Excerpt from a dataset:

/---

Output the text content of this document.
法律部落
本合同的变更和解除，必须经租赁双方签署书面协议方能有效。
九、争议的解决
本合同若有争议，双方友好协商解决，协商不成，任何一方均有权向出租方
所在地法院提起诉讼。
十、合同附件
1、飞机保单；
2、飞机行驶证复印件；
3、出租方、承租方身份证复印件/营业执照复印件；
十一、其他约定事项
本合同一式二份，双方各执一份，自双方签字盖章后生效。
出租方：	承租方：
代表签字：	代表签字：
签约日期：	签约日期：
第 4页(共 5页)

\---
/---

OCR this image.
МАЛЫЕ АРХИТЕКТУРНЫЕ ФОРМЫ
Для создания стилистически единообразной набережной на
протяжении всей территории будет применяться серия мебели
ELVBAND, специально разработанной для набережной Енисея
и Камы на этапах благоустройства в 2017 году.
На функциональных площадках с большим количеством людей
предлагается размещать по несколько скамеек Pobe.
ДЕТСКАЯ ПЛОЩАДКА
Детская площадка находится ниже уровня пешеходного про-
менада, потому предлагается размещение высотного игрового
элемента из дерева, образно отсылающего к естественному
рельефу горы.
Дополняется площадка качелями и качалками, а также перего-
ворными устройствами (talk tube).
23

\---
/---

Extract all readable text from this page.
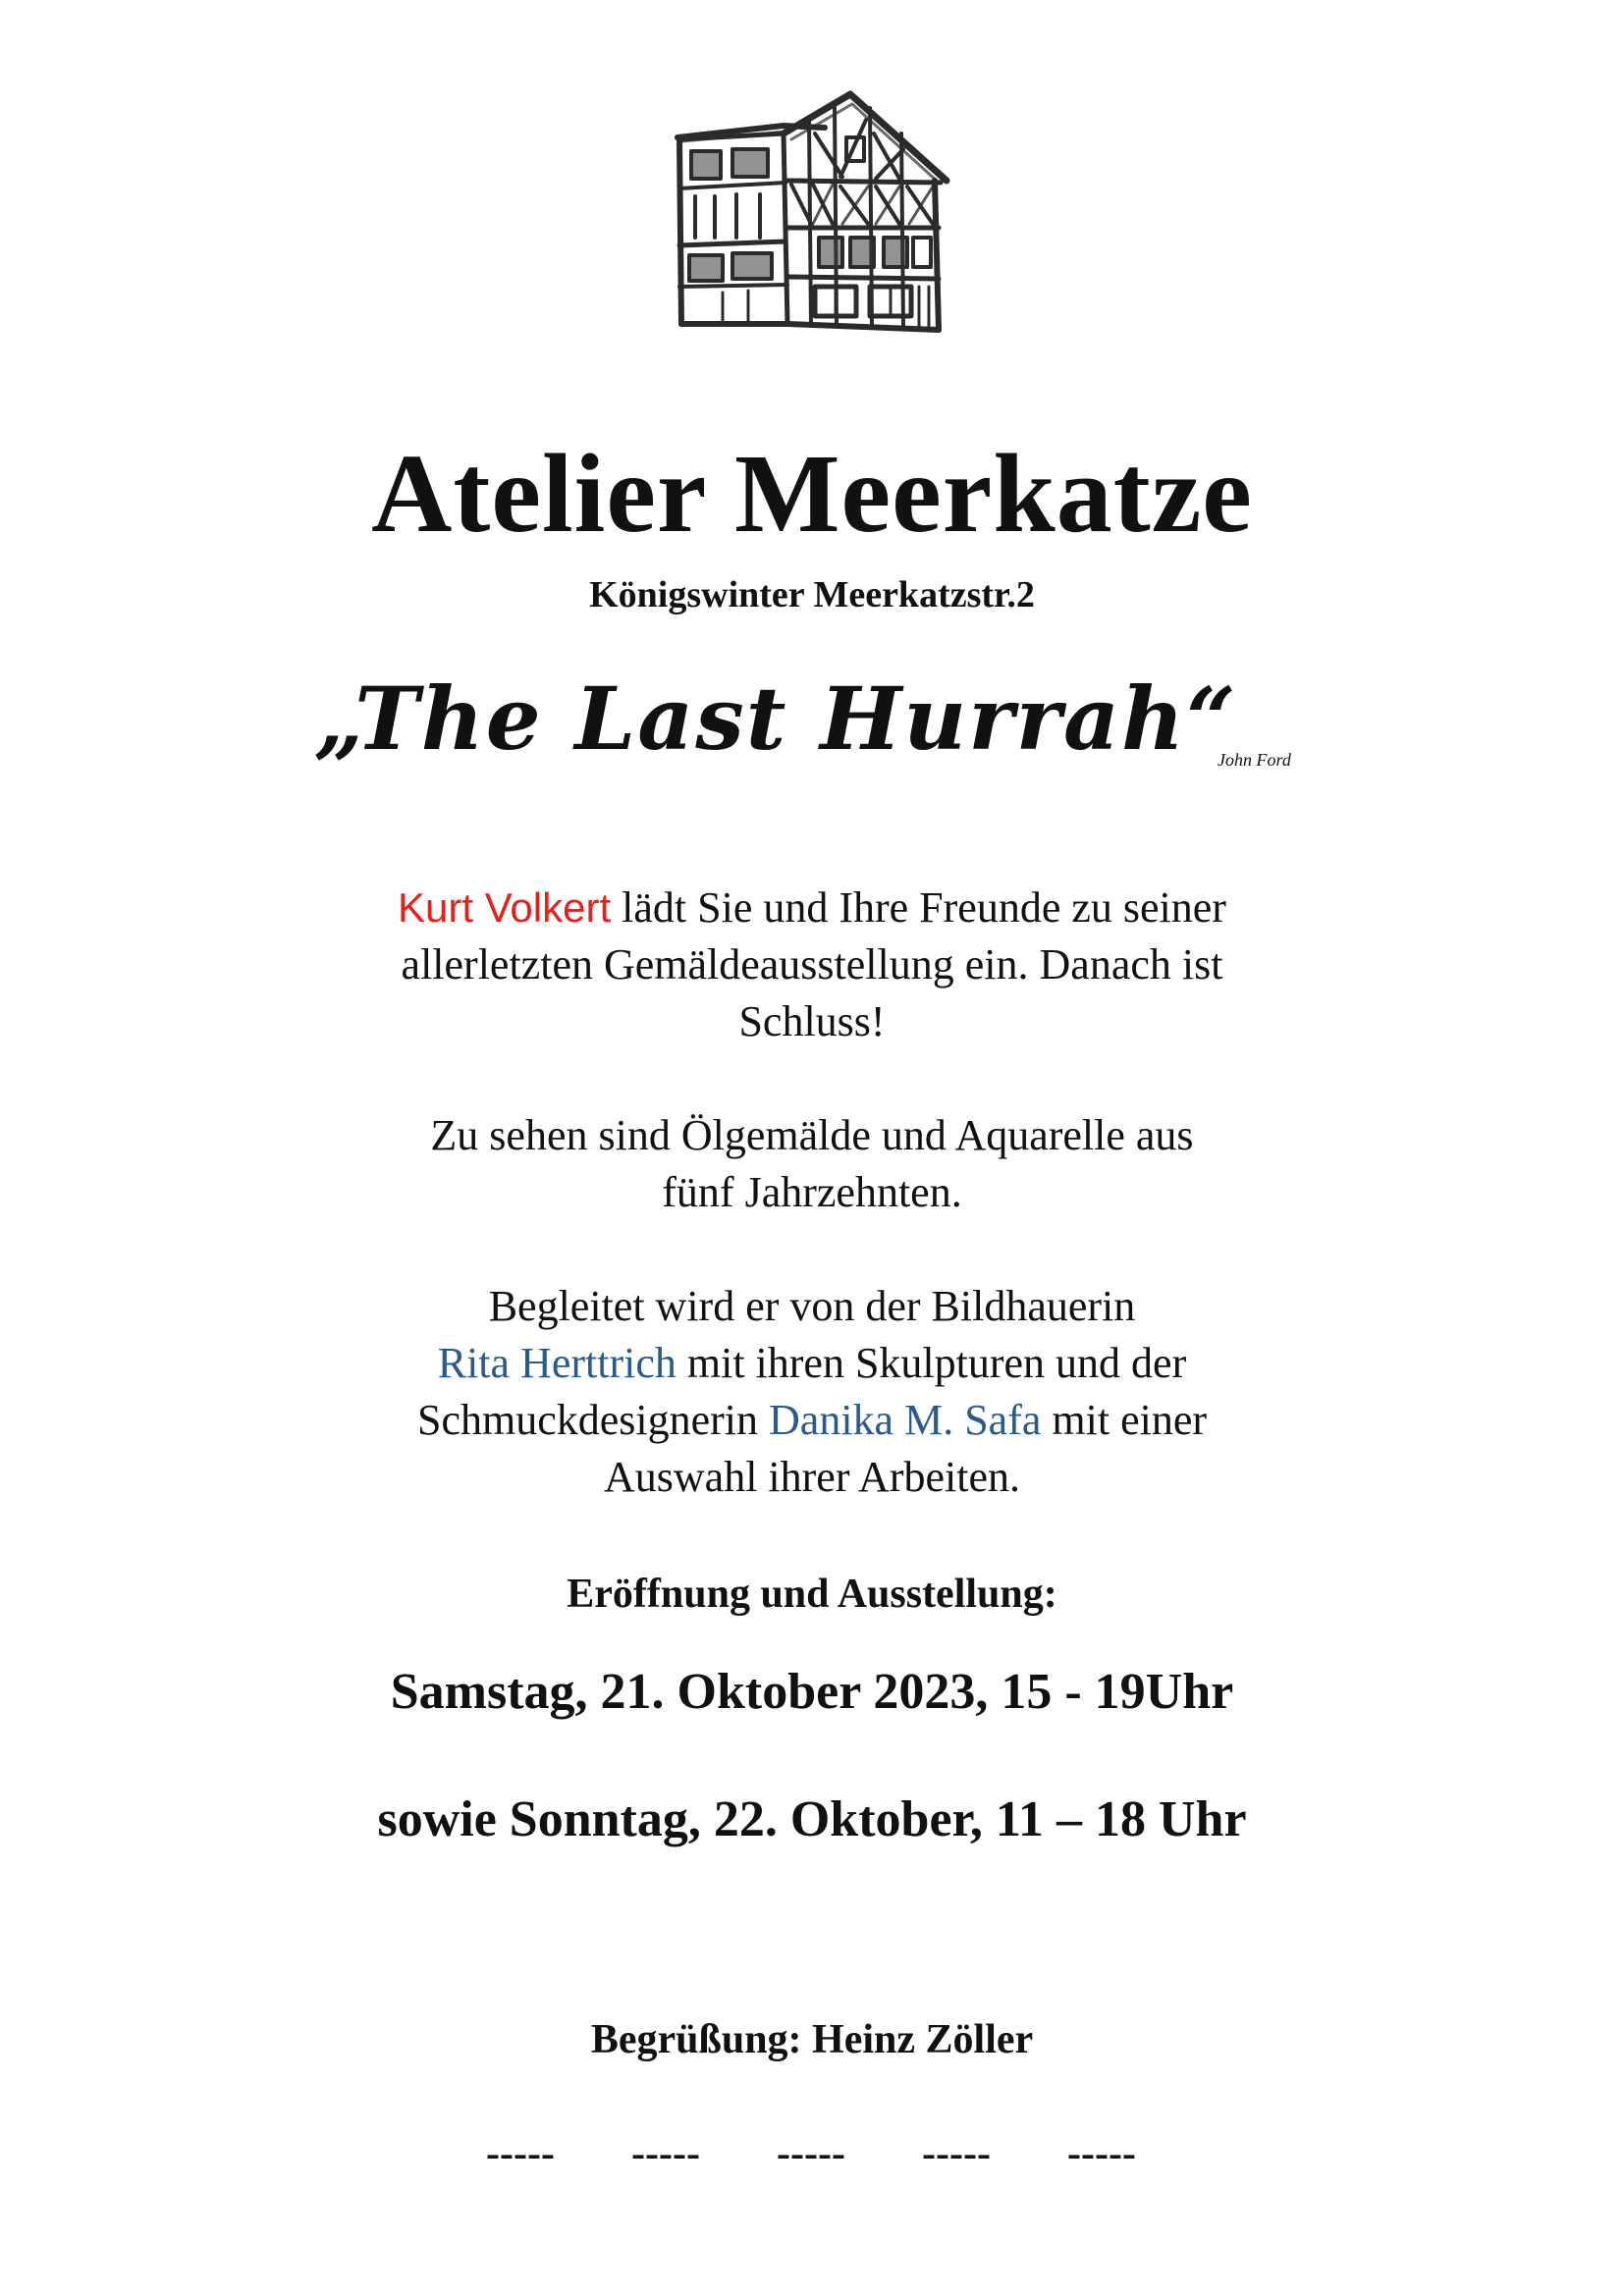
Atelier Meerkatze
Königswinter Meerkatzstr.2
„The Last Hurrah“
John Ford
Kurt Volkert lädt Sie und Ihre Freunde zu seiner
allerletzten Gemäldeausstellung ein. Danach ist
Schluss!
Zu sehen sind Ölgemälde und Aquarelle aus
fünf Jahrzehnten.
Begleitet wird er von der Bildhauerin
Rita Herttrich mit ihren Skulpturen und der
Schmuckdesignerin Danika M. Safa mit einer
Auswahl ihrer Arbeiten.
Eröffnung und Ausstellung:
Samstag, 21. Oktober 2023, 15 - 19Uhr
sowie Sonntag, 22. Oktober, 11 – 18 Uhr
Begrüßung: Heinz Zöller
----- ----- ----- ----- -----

\---

### [SHORT TASK]
Write only the number of lines that include "набережной".

### [REPLY TO THE EXERCISE]
2